The problem:
Lines that include the word "also" are the ones to copy.

Extracted data entries:

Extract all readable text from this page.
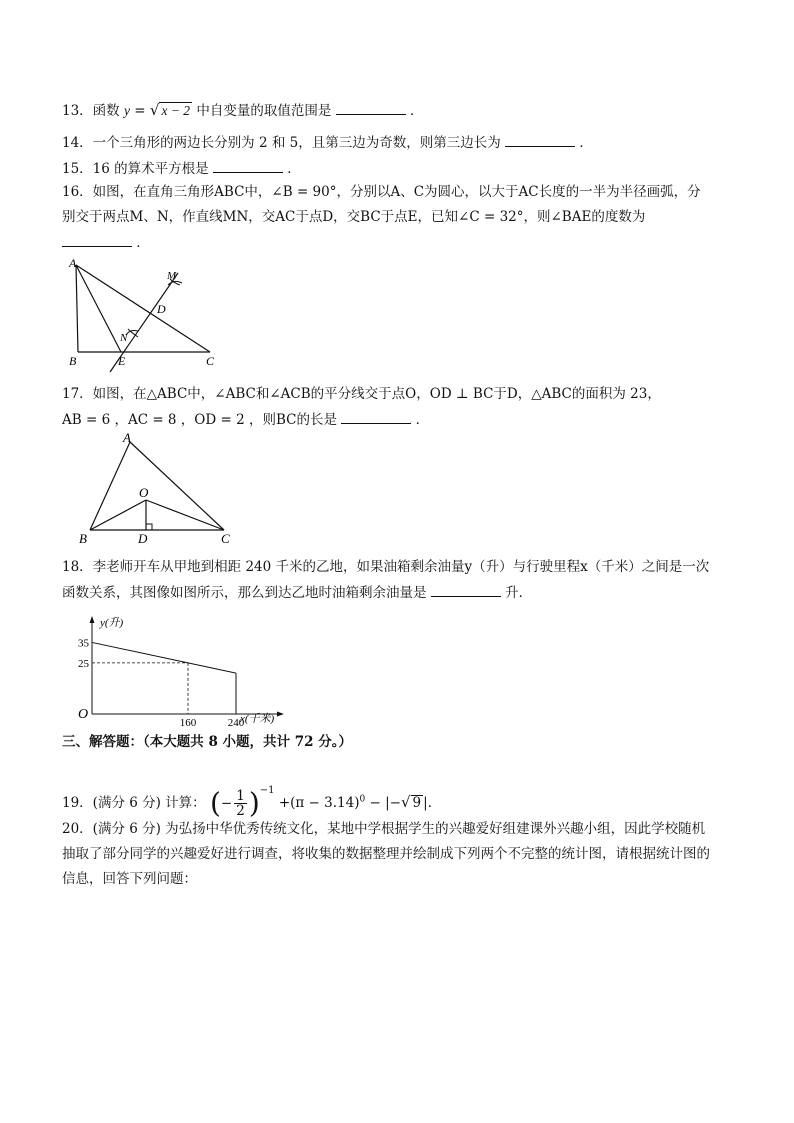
13．函数 y = √ x − 2 中自变量的取值范围是	．
14．一个三角形的两边长分别为 2 和 5，且第三边为奇数，则第三边长为	．
15．16 的算术平方根是	．
16．如图，在直角三角形ABC中，∠B = 90°，分别以A、C为圆心，以大于AC长度的一半为半径画弧，分
别交于两点M、N，作直线MN，交AC于点D，交BC于点E，已知∠C = 32°，则∠BAE的度数为
．
A
B	C
D
E
M
N
17．如图，在△ABC中，∠ABC和∠ACB的平分线交于点O，OD ⊥ BC于D，△ABC的面积为 23，
AB = 6 ，AC = 8 ，OD = 2 ，则BC的长是	．
A
B	C
D
O
18．李老师开车从甲地到相距 240 千米的乙地，如果油箱剩余油量y（升）与行驶里程x（千米）之间是一次
函数关系，其图像如图所示，那么到达乙地时油箱剩余油量是	升．
y(升)
x(千米)
O
160	240
25
35
三、解答题：（本大题共 8 小题，共计 72 分。）
19．(满分 6 分) 计算： (− $\frac{1}{2} )^{-1} +(\pi - 3.14)^0$ − |−√ 9 |．
20．(满分 6 分) 为弘扬中华优秀传统文化，某地中学根据学生的兴趣爱好组建课外兴趣小组，因此学校随机
抽取了部分同学的兴趣爱好进行调查，将收集的数据整理并绘制成下列两个不完整的统计图，请根据统计图的
信息，回答下列问题：
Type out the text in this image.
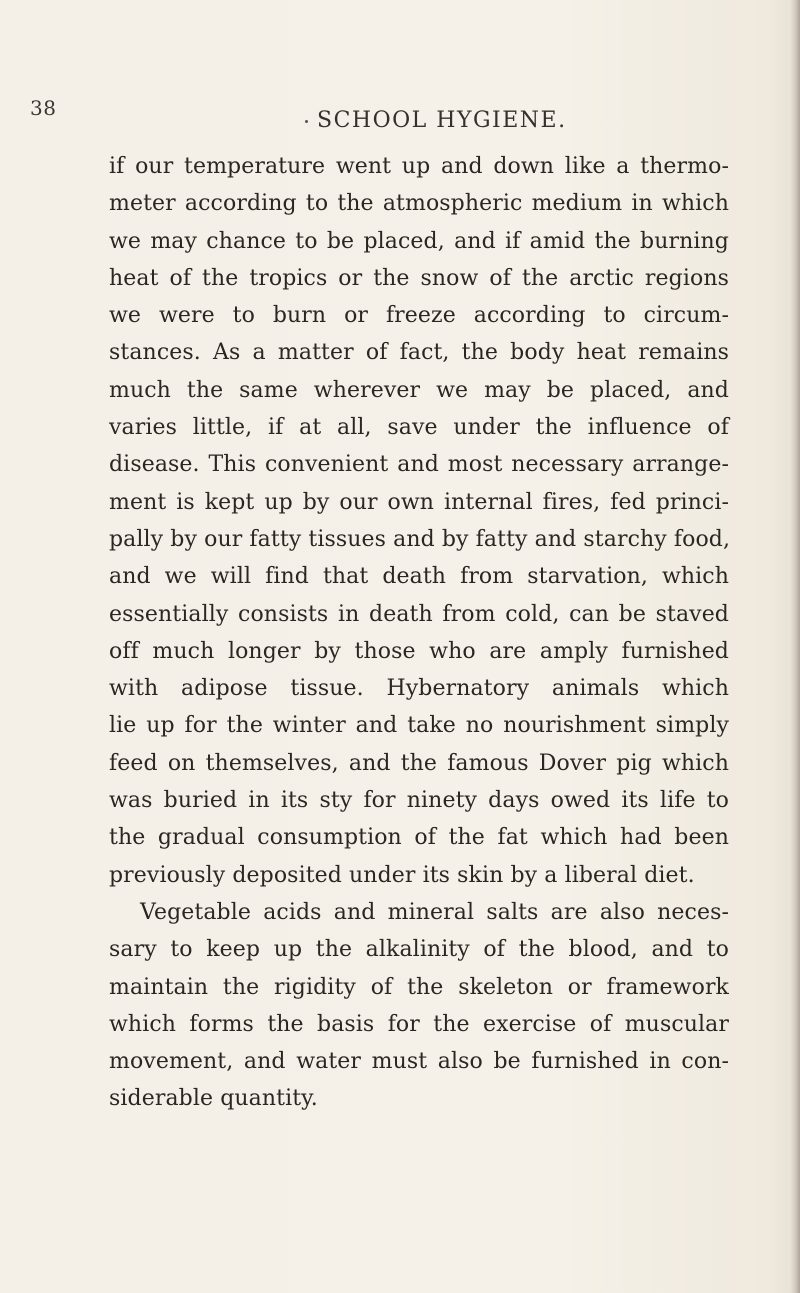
38	SCHOOL HYGIENE.
if our temperature went up and down like a thermo-
meter according to the atmospheric medium in which
we may chance to be placed, and if amid the burning
heat of the tropics or the snow of the arctic regions
we were to burn or freeze according to circum-
stances. As a matter of fact, the body heat remains
much the same wherever we may be placed, and
varies little, if at all, save under the influence of
disease. This convenient and most necessary arrange-
ment is kept up by our own internal fires, fed princi-
pally by our fatty tissues and by fatty and starchy food,
and we will find that death from starvation, which
essentially consists in death from cold, can be staved
off much longer by those who are amply furnished
with adipose tissue. Hybernatory animals which
lie up for the winter and take no nourishment simply
feed on themselves, and the famous Dover pig which
was buried in its sty for ninety days owed its life to
the gradual consumption of the fat which had been
previously deposited under its skin by a liberal diet.
Vegetable acids and mineral salts are also neces-
sary to keep up the alkalinity of the blood, and to
maintain the rigidity of the skeleton or framework
which forms the basis for the exercise of muscular
movement, and water must also be furnished in con-
siderable quantity.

Response for this exercise:
Vegetable acids and mineral salts are also neces-
movement, and water must also be furnished in con-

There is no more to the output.